Set down the records once more, please, exactly and with the pictures left out.
+---+
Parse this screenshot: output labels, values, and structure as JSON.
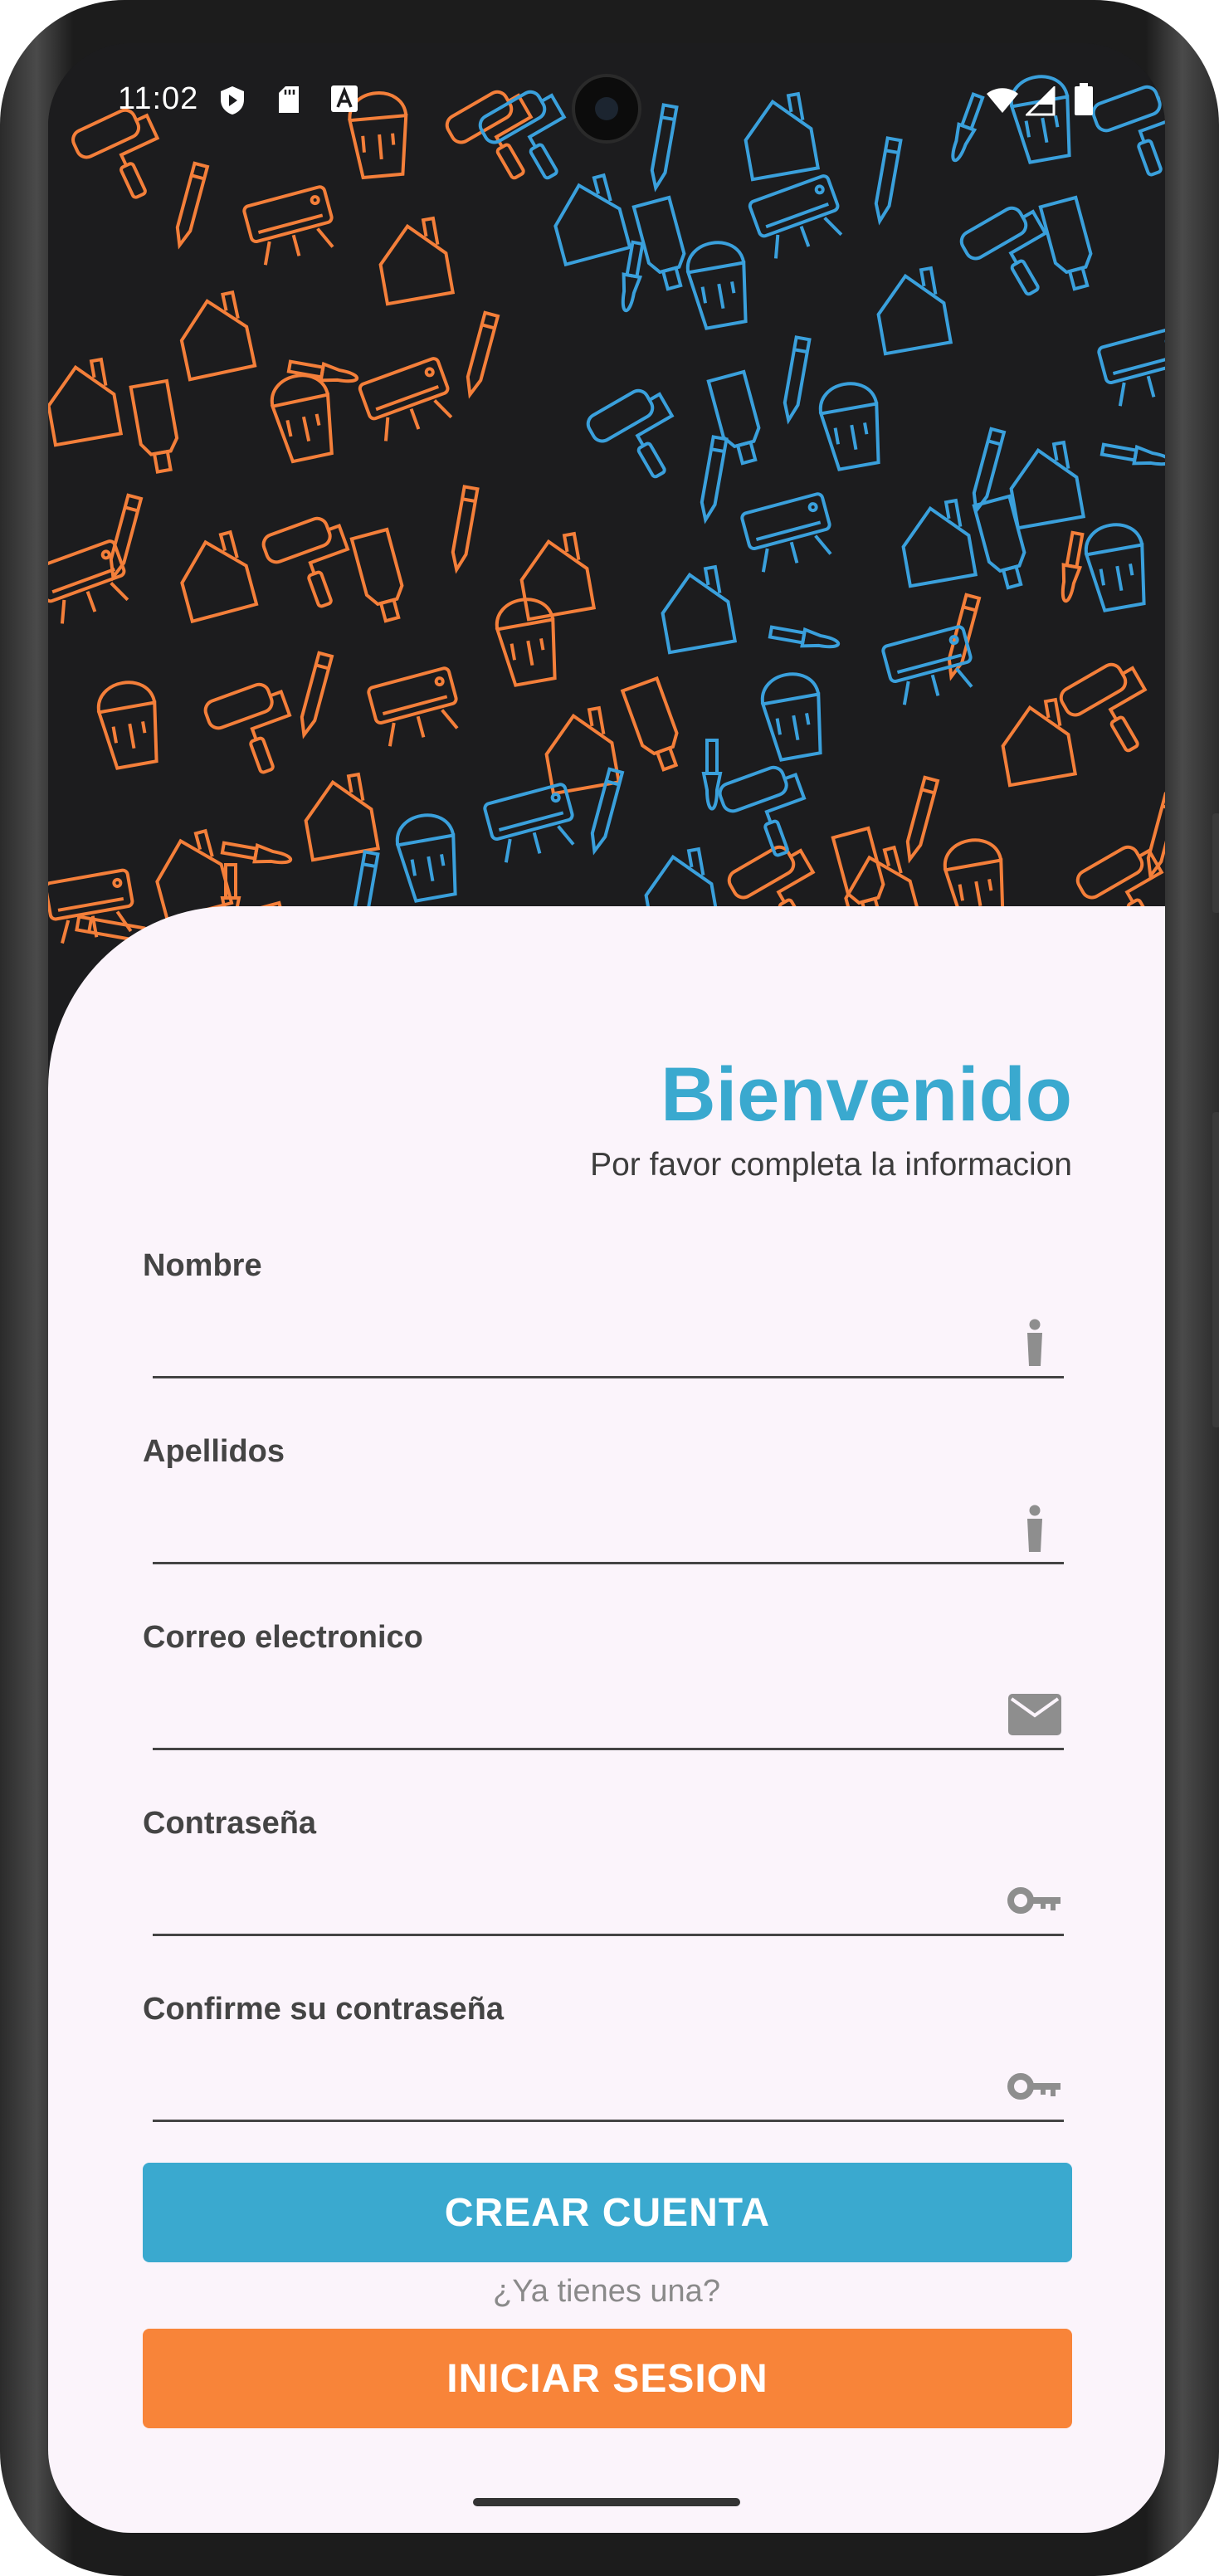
{
  "status_bar": {
    "time": "11:02",
    "left_icons": [
      "shield-play-icon",
      "sd-card-icon",
      "text-a-icon"
    ],
    "right_icons": [
      "wifi-icon",
      "cell-signal-icon",
      "battery-icon"
    ]
  },
  "header": {
    "title": "Bienvenido",
    "subtitle": "Por favor completa la informacion"
  },
  "form": {
    "fields": [
      {
        "label": "Nombre",
        "value": "",
        "icon": "person-icon"
      },
      {
        "label": "Apellidos",
        "value": "",
        "icon": "person-icon"
      },
      {
        "label": "Correo electronico",
        "value": "",
        "icon": "mail-icon"
      },
      {
        "label": "Contraseña",
        "value": "",
        "icon": "key-icon"
      },
      {
        "label": "Confirme su contraseña",
        "value": "",
        "icon": "key-icon"
      }
    ]
  },
  "actions": {
    "create_account": "CREAR CUENTA",
    "have_account": "¿Ya tienes una?",
    "login": "INICIAR SESION"
  },
  "colors": {
    "accent_blue": "#3aa9cf",
    "accent_orange": "#f88439",
    "sheet_background": "#fbf4fb",
    "pattern_background": "#1c1c1e"
  }
}
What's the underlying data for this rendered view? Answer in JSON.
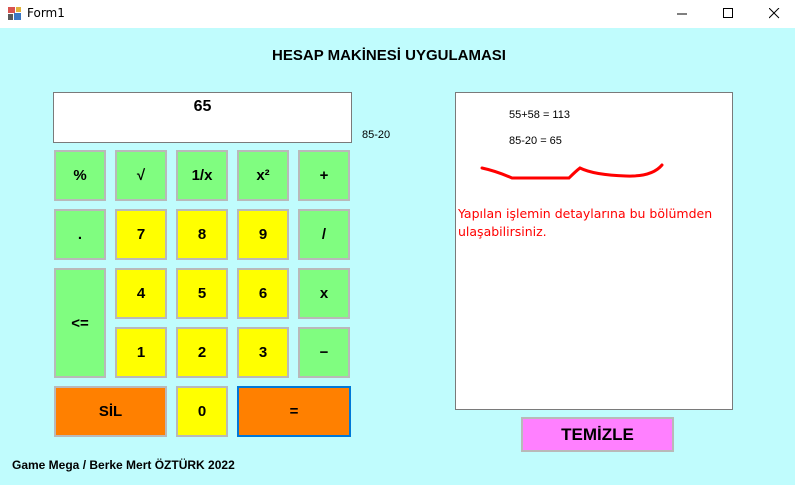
{
  "window": {
    "title": "Form1",
    "controls": {
      "minimize": "minimize-icon",
      "maximize": "maximize-icon",
      "close": "close-icon"
    }
  },
  "heading": "HESAP MAKİNESİ UYGULAMASI",
  "display": {
    "value": "65",
    "pending": "85-20"
  },
  "keys": {
    "percent": "%",
    "sqrt": "√",
    "reciprocal": "1/x",
    "square": "x²",
    "plus": "+",
    "dot": ".",
    "seven": "7",
    "eight": "8",
    "nine": "9",
    "divide": "/",
    "backspace": "<=",
    "four": "4",
    "five": "5",
    "six": "6",
    "multiply": "x",
    "one": "1",
    "two": "2",
    "three": "3",
    "minus": "−",
    "clear": "SİL",
    "zero": "0",
    "equals": "="
  },
  "history": {
    "lines": [
      "55+58 = 113",
      "85-20 = 65"
    ],
    "note": "Yapılan işlemin detaylarına bu bölümden ulaşabilirsiniz."
  },
  "clear_history_button": "TEMİZLE",
  "footer": "Game Mega / Berke Mert ÖZTÜRK 2022",
  "colors": {
    "background": "#c0fcfd",
    "green_key": "#80fd80",
    "yellow_key": "#ffff00",
    "orange_key": "#ff8000",
    "pink_button": "#ff80ff",
    "note_text": "#ff0000"
  }
}
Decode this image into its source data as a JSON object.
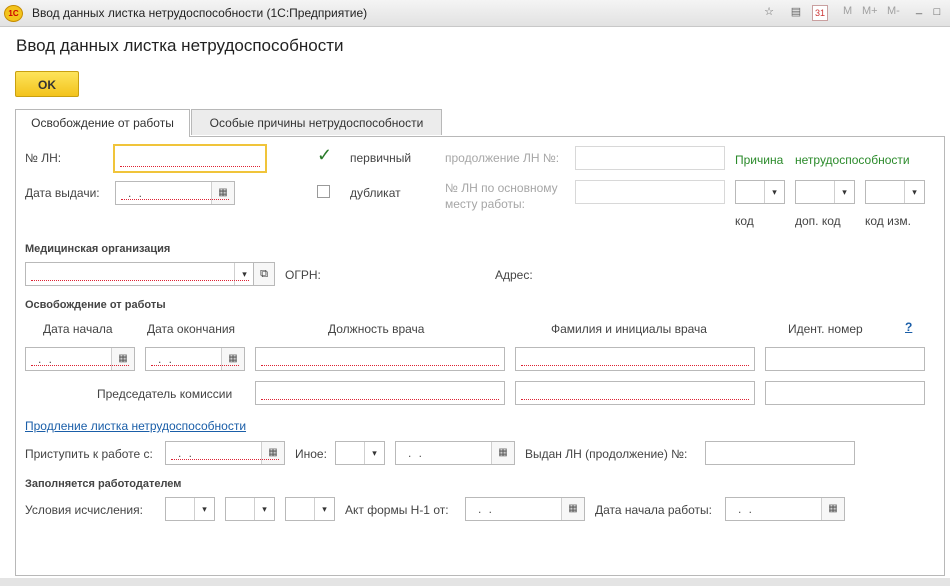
{
  "window": {
    "title": "Ввод данных листка нетрудоспособности  (1С:Предприятие)",
    "logo": "1С",
    "memory_buttons": [
      "M",
      "M+",
      "M-"
    ]
  },
  "page_title": "Ввод данных листка нетрудоспособности",
  "ok_label": "OK",
  "tabs": [
    {
      "label": "Освобождение от работы",
      "active": true
    },
    {
      "label": "Особые причины нетрудоспособности",
      "active": false
    }
  ],
  "top": {
    "ln_label": "№ ЛН:",
    "issue_date_label": "Дата выдачи:",
    "issue_date_value": ". .",
    "primary_label": "первичный",
    "primary_checked": true,
    "duplicate_label": "дубликат",
    "duplicate_checked": false,
    "continuation_label": "продолжение ЛН №:",
    "main_place_label_1": "№ ЛН по основному",
    "main_place_label_2": "месту работы:",
    "reason_label_1": "Причина",
    "reason_label_2": "нетрудоспособности",
    "code_label": "код",
    "extra_code_label": "доп. код",
    "code_change_label": "код изм."
  },
  "medical": {
    "section_title": "Медицинская организация",
    "ogrn_label": "ОГРН:",
    "address_label": "Адрес:"
  },
  "release": {
    "section_title": "Освобождение от работы",
    "col_start": "Дата начала",
    "col_end": "Дата окончания",
    "col_position": "Должность врача",
    "col_name": "Фамилия и инициалы врача",
    "col_id": "Идент.  номер",
    "help": "?",
    "date_placeholder": ". .",
    "chairman_label": "Председатель комиссии"
  },
  "extension": {
    "link": "Продление листка нетрудоспособности",
    "return_label": "Приступить к работе с:",
    "date_value": ". .",
    "other_label": "Иное:",
    "issued_label": "Выдан ЛН (продолжение) №:"
  },
  "employer": {
    "section_title": "Заполняется работодателем",
    "conditions_label": "Условия исчисления:",
    "act_label": "Акт формы Н-1 от:",
    "act_value": ". .",
    "start_work_label": "Дата начала работы:",
    "start_work_value": ". ."
  },
  "icons": {
    "calendar": "▦",
    "dropdown": "▾",
    "open": "⧉",
    "check": "✓",
    "star": "☆",
    "calc": "▤",
    "cal31": "31",
    "minimize": "_",
    "restore": "□",
    "close": "✕"
  }
}
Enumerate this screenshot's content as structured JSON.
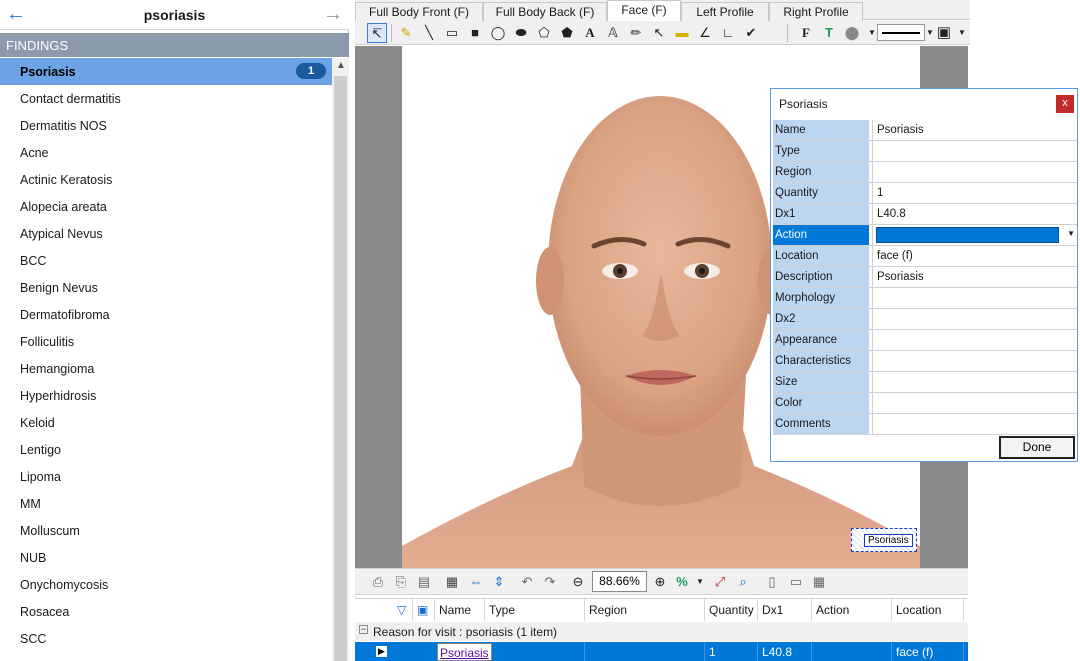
{
  "header": {
    "title": "psoriasis",
    "back_icon": "arrow-left-icon",
    "forward_icon": "arrow-right-icon"
  },
  "findings": {
    "label": "FINDINGS",
    "items": [
      {
        "label": "Psoriasis",
        "count": "1",
        "selected": true
      },
      {
        "label": "Contact dermatitis"
      },
      {
        "label": "Dermatitis NOS"
      },
      {
        "label": "Acne"
      },
      {
        "label": "Actinic Keratosis"
      },
      {
        "label": "Alopecia areata"
      },
      {
        "label": "Atypical Nevus"
      },
      {
        "label": "BCC"
      },
      {
        "label": "Benign Nevus"
      },
      {
        "label": "Dermatofibroma"
      },
      {
        "label": "Folliculitis"
      },
      {
        "label": "Hemangioma"
      },
      {
        "label": "Hyperhidrosis"
      },
      {
        "label": "Keloid"
      },
      {
        "label": "Lentigo"
      },
      {
        "label": "Lipoma"
      },
      {
        "label": "MM"
      },
      {
        "label": "Molluscum"
      },
      {
        "label": "NUB"
      },
      {
        "label": "Onychomycosis"
      },
      {
        "label": "Rosacea"
      },
      {
        "label": "SCC"
      }
    ]
  },
  "tabs": [
    "Full Body Front (F)",
    "Full Body Back (F)",
    "Face (F)",
    "Left Profile",
    "Right Profile"
  ],
  "canvas": {
    "marker_label": "Psoriasis"
  },
  "zoom": "88.66%",
  "grid": {
    "columns": [
      "Name",
      "Type",
      "Region",
      "Quantity",
      "Dx1",
      "Action",
      "Location"
    ],
    "group_label": "Reason for visit : psoriasis (1 item)",
    "row": {
      "name": "Psoriasis",
      "type": "",
      "region": "",
      "quantity": "1",
      "dx1": "L40.8",
      "action": "",
      "location": "face (f)"
    }
  },
  "dialog": {
    "title": "Psoriasis",
    "close": "x",
    "done_label": "Done",
    "fields": [
      {
        "label": "Name",
        "value": "Psoriasis"
      },
      {
        "label": "Type",
        "value": ""
      },
      {
        "label": "Region",
        "value": ""
      },
      {
        "label": "Quantity",
        "value": "1"
      },
      {
        "label": "Dx1",
        "value": "L40.8"
      },
      {
        "label": "Action",
        "value": ""
      },
      {
        "label": "Location",
        "value": "face (f)"
      },
      {
        "label": "Description",
        "value": "Psoriasis"
      },
      {
        "label": "Morphology",
        "value": ""
      },
      {
        "label": "Dx2",
        "value": ""
      },
      {
        "label": "Appearance",
        "value": ""
      },
      {
        "label": "Characteristics",
        "value": ""
      },
      {
        "label": "Size",
        "value": ""
      },
      {
        "label": "Color",
        "value": ""
      },
      {
        "label": "Comments",
        "value": ""
      }
    ]
  }
}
+---+
◆ **COMPLETED EXERCISE**
Parse this screenshot: output labels, values, and structure as JSON.
{
  "status_bar": {
    "time": "11:02",
    "left_icons": [
      "shield-play-icon",
      "sd-card-icon",
      "text-a-icon"
    ],
    "right_icons": [
      "wifi-icon",
      "cell-signal-icon",
      "battery-icon"
    ]
  },
  "header": {
    "title": "Bienvenido",
    "subtitle": "Por favor completa la informacion"
  },
  "form": {
    "fields": [
      {
        "label": "Nombre",
        "value": "",
        "icon": "person-icon"
      },
      {
        "label": "Apellidos",
        "value": "",
        "icon": "person-icon"
      },
      {
        "label": "Correo electronico",
        "value": "",
        "icon": "mail-icon"
      },
      {
        "label": "Contraseña",
        "value": "",
        "icon": "key-icon"
      },
      {
        "label": "Confirme su contraseña",
        "value": "",
        "icon": "key-icon"
      }
    ]
  },
  "actions": {
    "create_account": "CREAR CUENTA",
    "have_account": "¿Ya tienes una?",
    "login": "INICIAR SESION"
  },
  "colors": {
    "accent_blue": "#3aa9cf",
    "accent_orange": "#f88439",
    "sheet_background": "#fbf4fb",
    "pattern_background": "#1c1c1e"
  }
}
What's the underlying data for this rendered view? Answer in JSON.
{
  "window": {
    "title": "Form1",
    "controls": {
      "minimize": "minimize-icon",
      "maximize": "maximize-icon",
      "close": "close-icon"
    }
  },
  "heading": "HESAP MAKİNESİ UYGULAMASI",
  "display": {
    "value": "65",
    "pending": "85-20"
  },
  "keys": {
    "percent": "%",
    "sqrt": "√",
    "reciprocal": "1/x",
    "square": "x²",
    "plus": "+",
    "dot": ".",
    "seven": "7",
    "eight": "8",
    "nine": "9",
    "divide": "/",
    "backspace": "<=",
    "four": "4",
    "five": "5",
    "six": "6",
    "multiply": "x",
    "one": "1",
    "two": "2",
    "three": "3",
    "minus": "−",
    "clear": "SİL",
    "zero": "0",
    "equals": "="
  },
  "history": {
    "lines": [
      "55+58 = 113",
      "85-20 = 65"
    ],
    "note": "Yapılan işlemin detaylarına bu bölümden ulaşabilirsiniz."
  },
  "clear_history_button": "TEMİZLE",
  "footer": "Game Mega / Berke Mert ÖZTÜRK 2022",
  "colors": {
    "background": "#c0fcfd",
    "green_key": "#80fd80",
    "yellow_key": "#ffff00",
    "orange_key": "#ff8000",
    "pink_button": "#ff80ff",
    "note_text": "#ff0000"
  }
}
Decode this image into its source data as a JSON object.
{
  "window": {
    "title": "Ввод данных листка нетрудоспособности  (1С:Предприятие)",
    "logo": "1С",
    "memory_buttons": [
      "M",
      "M+",
      "M-"
    ]
  },
  "page_title": "Ввод данных листка нетрудоспособности",
  "ok_label": "OK",
  "tabs": [
    {
      "label": "Освобождение от работы",
      "active": true
    },
    {
      "label": "Особые причины нетрудоспособности",
      "active": false
    }
  ],
  "top": {
    "ln_label": "№ ЛН:",
    "issue_date_label": "Дата выдачи:",
    "issue_date_value": ". .",
    "primary_label": "первичный",
    "primary_checked": true,
    "duplicate_label": "дубликат",
    "duplicate_checked": false,
    "continuation_label": "продолжение ЛН №:",
    "main_place_label_1": "№ ЛН по основному",
    "main_place_label_2": "месту работы:",
    "reason_label_1": "Причина",
    "reason_label_2": "нетрудоспособности",
    "code_label": "код",
    "extra_code_label": "доп. код",
    "code_change_label": "код изм."
  },
  "medical": {
    "section_title": "Медицинская организация",
    "ogrn_label": "ОГРН:",
    "address_label": "Адрес:"
  },
  "release": {
    "section_title": "Освобождение от работы",
    "col_start": "Дата начала",
    "col_end": "Дата окончания",
    "col_position": "Должность врача",
    "col_name": "Фамилия и инициалы врача",
    "col_id": "Идент.  номер",
    "help": "?",
    "date_placeholder": ". .",
    "chairman_label": "Председатель комиссии"
  },
  "extension": {
    "link": "Продление листка нетрудоспособности",
    "return_label": "Приступить к работе с:",
    "date_value": ". .",
    "other_label": "Иное:",
    "issued_label": "Выдан ЛН (продолжение) №:"
  },
  "employer": {
    "section_title": "Заполняется работодателем",
    "conditions_label": "Условия исчисления:",
    "act_label": "Акт формы Н-1 от:",
    "act_value": ". .",
    "start_work_label": "Дата начала работы:",
    "start_work_value": ". ."
  },
  "icons": {
    "calendar": "▦",
    "dropdown": "▾",
    "open": "⧉",
    "check": "✓",
    "star": "☆",
    "calc": "▤",
    "cal31": "31",
    "minimize": "_",
    "restore": "□",
    "close": "✕"
  }
}
Enumerate this screenshot's content as structured JSON.
{
  "header": {
    "title": "psoriasis",
    "back_icon": "arrow-left-icon",
    "forward_icon": "arrow-right-icon"
  },
  "findings": {
    "label": "FINDINGS",
    "items": [
      {
        "label": "Psoriasis",
        "count": "1",
        "selected": true
      },
      {
        "label": "Contact dermatitis"
      },
      {
        "label": "Dermatitis NOS"
      },
      {
        "label": "Acne"
      },
      {
        "label": "Actinic Keratosis"
      },
      {
        "label": "Alopecia areata"
      },
      {
        "label": "Atypical Nevus"
      },
      {
        "label": "BCC"
      },
      {
        "label": "Benign Nevus"
      },
      {
        "label": "Dermatofibroma"
      },
      {
        "label": "Folliculitis"
      },
      {
        "label": "Hemangioma"
      },
      {
        "label": "Hyperhidrosis"
      },
      {
        "label": "Keloid"
      },
      {
        "label": "Lentigo"
      },
      {
        "label": "Lipoma"
      },
      {
        "label": "MM"
      },
      {
        "label": "Molluscum"
      },
      {
        "label": "NUB"
      },
      {
        "label": "Onychomycosis"
      },
      {
        "label": "Rosacea"
      },
      {
        "label": "SCC"
      }
    ]
  },
  "tabs": [
    "Full Body Front (F)",
    "Full Body Back (F)",
    "Face (F)",
    "Left Profile",
    "Right Profile"
  ],
  "canvas": {
    "marker_label": "Psoriasis"
  },
  "zoom": "88.66%",
  "grid": {
    "columns": [
      "Name",
      "Type",
      "Region",
      "Quantity",
      "Dx1",
      "Action",
      "Location"
    ],
    "group_label": "Reason for visit : psoriasis (1 item)",
    "row": {
      "name": "Psoriasis",
      "type": "",
      "region": "",
      "quantity": "1",
      "dx1": "L40.8",
      "action": "",
      "location": "face (f)"
    }
  },
  "dialog": {
    "title": "Psoriasis",
    "close": "x",
    "done_label": "Done",
    "fields": [
      {
        "label": "Name",
        "value": "Psoriasis"
      },
      {
        "label": "Type",
        "value": ""
      },
      {
        "label": "Region",
        "value": ""
      },
      {
        "label": "Quantity",
        "value": "1"
      },
      {
        "label": "Dx1",
        "value": "L40.8"
      },
      {
        "label": "Action",
        "value": ""
      },
      {
        "label": "Location",
        "value": "face (f)"
      },
      {
        "label": "Description",
        "value": "Psoriasis"
      },
      {
        "label": "Morphology",
        "value": ""
      },
      {
        "label": "Dx2",
        "value": ""
      },
      {
        "label": "Appearance",
        "value": ""
      },
      {
        "label": "Characteristics",
        "value": ""
      },
      {
        "label": "Size",
        "value": ""
      },
      {
        "label": "Color",
        "value": ""
      },
      {
        "label": "Comments",
        "value": ""
      }
    ]
  }
}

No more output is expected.